RECORDED INFORMATION:
————————

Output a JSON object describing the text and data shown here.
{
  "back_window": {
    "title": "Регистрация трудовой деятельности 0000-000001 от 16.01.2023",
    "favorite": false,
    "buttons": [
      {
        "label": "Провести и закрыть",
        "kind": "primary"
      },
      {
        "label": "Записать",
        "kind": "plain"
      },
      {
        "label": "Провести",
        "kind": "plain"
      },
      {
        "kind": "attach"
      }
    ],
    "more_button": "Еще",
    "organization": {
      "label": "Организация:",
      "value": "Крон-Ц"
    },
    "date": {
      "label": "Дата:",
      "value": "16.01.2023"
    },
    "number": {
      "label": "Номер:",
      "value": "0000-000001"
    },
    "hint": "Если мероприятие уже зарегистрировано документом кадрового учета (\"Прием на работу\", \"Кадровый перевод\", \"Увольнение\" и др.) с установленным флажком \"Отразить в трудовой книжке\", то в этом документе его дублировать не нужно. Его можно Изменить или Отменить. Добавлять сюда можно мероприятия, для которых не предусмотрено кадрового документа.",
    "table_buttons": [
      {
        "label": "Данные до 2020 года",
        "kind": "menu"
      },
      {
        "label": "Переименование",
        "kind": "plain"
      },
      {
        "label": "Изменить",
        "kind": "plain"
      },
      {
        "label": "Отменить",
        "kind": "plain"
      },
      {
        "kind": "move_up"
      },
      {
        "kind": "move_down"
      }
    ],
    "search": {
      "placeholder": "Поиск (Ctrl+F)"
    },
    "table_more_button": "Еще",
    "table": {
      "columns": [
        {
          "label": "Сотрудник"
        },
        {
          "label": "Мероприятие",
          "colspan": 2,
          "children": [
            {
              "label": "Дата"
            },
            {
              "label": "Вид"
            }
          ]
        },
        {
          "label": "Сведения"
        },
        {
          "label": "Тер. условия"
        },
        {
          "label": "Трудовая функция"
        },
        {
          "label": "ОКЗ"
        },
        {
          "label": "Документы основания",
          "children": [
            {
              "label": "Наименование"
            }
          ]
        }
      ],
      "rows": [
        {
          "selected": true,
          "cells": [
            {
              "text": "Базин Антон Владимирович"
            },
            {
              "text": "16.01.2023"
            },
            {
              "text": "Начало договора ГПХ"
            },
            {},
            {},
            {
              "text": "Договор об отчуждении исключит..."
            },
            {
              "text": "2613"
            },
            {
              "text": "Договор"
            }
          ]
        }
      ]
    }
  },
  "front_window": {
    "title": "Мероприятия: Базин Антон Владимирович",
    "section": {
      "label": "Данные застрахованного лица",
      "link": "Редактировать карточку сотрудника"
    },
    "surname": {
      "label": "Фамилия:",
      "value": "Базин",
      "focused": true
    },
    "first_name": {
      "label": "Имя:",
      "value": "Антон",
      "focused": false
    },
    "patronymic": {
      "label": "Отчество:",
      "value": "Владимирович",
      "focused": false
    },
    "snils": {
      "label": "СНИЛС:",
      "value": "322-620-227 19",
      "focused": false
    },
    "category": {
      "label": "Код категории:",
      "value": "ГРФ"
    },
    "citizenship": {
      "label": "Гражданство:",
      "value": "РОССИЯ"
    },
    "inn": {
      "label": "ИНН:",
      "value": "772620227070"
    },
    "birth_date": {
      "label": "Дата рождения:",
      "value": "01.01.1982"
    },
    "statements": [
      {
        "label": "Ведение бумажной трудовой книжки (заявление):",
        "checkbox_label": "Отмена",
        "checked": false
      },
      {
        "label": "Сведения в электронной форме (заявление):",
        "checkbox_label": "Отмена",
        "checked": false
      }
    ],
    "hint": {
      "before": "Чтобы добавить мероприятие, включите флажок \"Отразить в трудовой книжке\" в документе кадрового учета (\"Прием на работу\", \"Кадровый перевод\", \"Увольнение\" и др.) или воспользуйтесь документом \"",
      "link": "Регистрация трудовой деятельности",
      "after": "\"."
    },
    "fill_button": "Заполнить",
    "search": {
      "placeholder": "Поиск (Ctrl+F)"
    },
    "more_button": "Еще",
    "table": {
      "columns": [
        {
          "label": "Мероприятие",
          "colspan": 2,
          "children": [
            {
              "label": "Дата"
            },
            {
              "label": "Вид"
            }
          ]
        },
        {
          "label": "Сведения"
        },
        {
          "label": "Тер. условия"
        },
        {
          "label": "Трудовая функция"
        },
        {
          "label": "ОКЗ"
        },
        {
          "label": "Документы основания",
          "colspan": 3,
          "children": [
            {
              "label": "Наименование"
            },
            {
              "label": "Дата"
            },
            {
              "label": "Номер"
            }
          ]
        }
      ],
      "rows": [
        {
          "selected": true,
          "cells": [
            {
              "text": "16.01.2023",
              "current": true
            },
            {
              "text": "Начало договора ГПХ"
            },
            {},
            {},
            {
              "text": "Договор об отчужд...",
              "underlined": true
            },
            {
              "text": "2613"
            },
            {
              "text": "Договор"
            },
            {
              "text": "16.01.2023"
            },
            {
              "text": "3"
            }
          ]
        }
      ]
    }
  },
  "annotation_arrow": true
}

————————

WHAT YOU ARE ASKED TO DO:
Make an exact copy of the records.

FINAL RESULT:
Output a JSON object describing the text and data shown here.
{
  "back_window": {
    "title": "Регистрация трудовой деятельности 0000-000001 от 16.01.2023",
    "favorite": false,
    "buttons": [
      {
        "label": "Провести и закрыть",
        "kind": "primary"
      },
      {
        "label": "Записать",
        "kind": "plain"
      },
      {
        "label": "Провести",
        "kind": "plain"
      },
      {
        "kind": "attach"
      }
    ],
    "more_button": "Еще",
    "organization": {
      "label": "Организация:",
      "value": "Крон-Ц"
    },
    "date": {
      "label": "Дата:",
      "value": "16.01.2023"
    },
    "number": {
      "label": "Номер:",
      "value": "0000-000001"
    },
    "hint": "Если мероприятие уже зарегистрировано документом кадрового учета (\"Прием на работу\", \"Кадровый перевод\", \"Увольнение\" и др.) с установленным флажком \"Отразить в трудовой книжке\", то в этом документе его дублировать не нужно. Его можно Изменить или Отменить. Добавлять сюда можно мероприятия, для которых не предусмотрено кадрового документа.",
    "table_buttons": [
      {
        "label": "Данные до 2020 года",
        "kind": "menu"
      },
      {
        "label": "Переименование",
        "kind": "plain"
      },
      {
        "label": "Изменить",
        "kind": "plain"
      },
      {
        "label": "Отменить",
        "kind": "plain"
      },
      {
        "kind": "move_up"
      },
      {
        "kind": "move_down"
      }
    ],
    "search": {
      "placeholder": "Поиск (Ctrl+F)"
    },
    "table_more_button": "Еще",
    "table": {
      "columns": [
        {
          "label": "Сотрудник"
        },
        {
          "label": "Мероприятие",
          "colspan": 2,
          "children": [
            {
              "label": "Дата"
            },
            {
              "label": "Вид"
            }
          ]
        },
        {
          "label": "Сведения"
        },
        {
          "label": "Тер. условия"
        },
        {
          "label": "Трудовая функция"
        },
        {
          "label": "ОКЗ"
        },
        {
          "label": "Документы основания",
          "children": [
            {
              "label": "Наименование"
            }
          ]
        }
      ],
      "rows": [
        {
          "selected": true,
          "cells": [
            {
              "text": "Базин Антон Владимирович"
            },
            {
              "text": "16.01.2023"
            },
            {
              "text": "Начало договора ГПХ"
            },
            {},
            {},
            {
              "text": "Договор об отчуждении исключит..."
            },
            {
              "text": "2613"
            },
            {
              "text": "Договор"
            }
          ]
        }
      ]
    }
  },
  "front_window": {
    "title": "Мероприятия: Базин Антон Владимирович",
    "section": {
      "label": "Данные застрахованного лица",
      "link": "Редактировать карточку сотрудника"
    },
    "surname": {
      "label": "Фамилия:",
      "value": "Базин",
      "focused": true
    },
    "first_name": {
      "label": "Имя:",
      "value": "Антон",
      "focused": false
    },
    "patronymic": {
      "label": "Отчество:",
      "value": "Владимирович",
      "focused": false
    },
    "snils": {
      "label": "СНИЛС:",
      "value": "322-620-227 19",
      "focused": false
    },
    "category": {
      "label": "Код категории:",
      "value": "ГРФ"
    },
    "citizenship": {
      "label": "Гражданство:",
      "value": "РОССИЯ"
    },
    "inn": {
      "label": "ИНН:",
      "value": "772620227070"
    },
    "birth_date": {
      "label": "Дата рождения:",
      "value": "01.01.1982"
    },
    "statements": [
      {
        "label": "Ведение бумажной трудовой книжки (заявление):",
        "checkbox_label": "Отмена",
        "checked": false
      },
      {
        "label": "Сведения в электронной форме (заявление):",
        "checkbox_label": "Отмена",
        "checked": false
      }
    ],
    "hint": {
      "before": "Чтобы добавить мероприятие, включите флажок \"Отразить в трудовой книжке\" в документе кадрового учета (\"Прием на работу\", \"Кадровый перевод\", \"Увольнение\" и др.) или воспользуйтесь документом \"",
      "link": "Регистрация трудовой деятельности",
      "after": "\"."
    },
    "fill_button": "Заполнить",
    "search": {
      "placeholder": "Поиск (Ctrl+F)"
    },
    "more_button": "Еще",
    "table": {
      "columns": [
        {
          "label": "Мероприятие",
          "colspan": 2,
          "children": [
            {
              "label": "Дата"
            },
            {
              "label": "Вид"
            }
          ]
        },
        {
          "label": "Сведения"
        },
        {
          "label": "Тер. условия"
        },
        {
          "label": "Трудовая функция"
        },
        {
          "label": "ОКЗ"
        },
        {
          "label": "Документы основания",
          "colspan": 3,
          "children": [
            {
              "label": "Наименование"
            },
            {
              "label": "Дата"
            },
            {
              "label": "Номер"
            }
          ]
        }
      ],
      "rows": [
        {
          "selected": true,
          "cells": [
            {
              "text": "16.01.2023",
              "current": true
            },
            {
              "text": "Начало договора ГПХ"
            },
            {},
            {},
            {
              "text": "Договор об отчужд...",
              "underlined": true
            },
            {
              "text": "2613"
            },
            {
              "text": "Договор"
            },
            {
              "text": "16.01.2023"
            },
            {
              "text": "3"
            }
          ]
        }
      ]
    }
  },
  "annotation_arrow": true
}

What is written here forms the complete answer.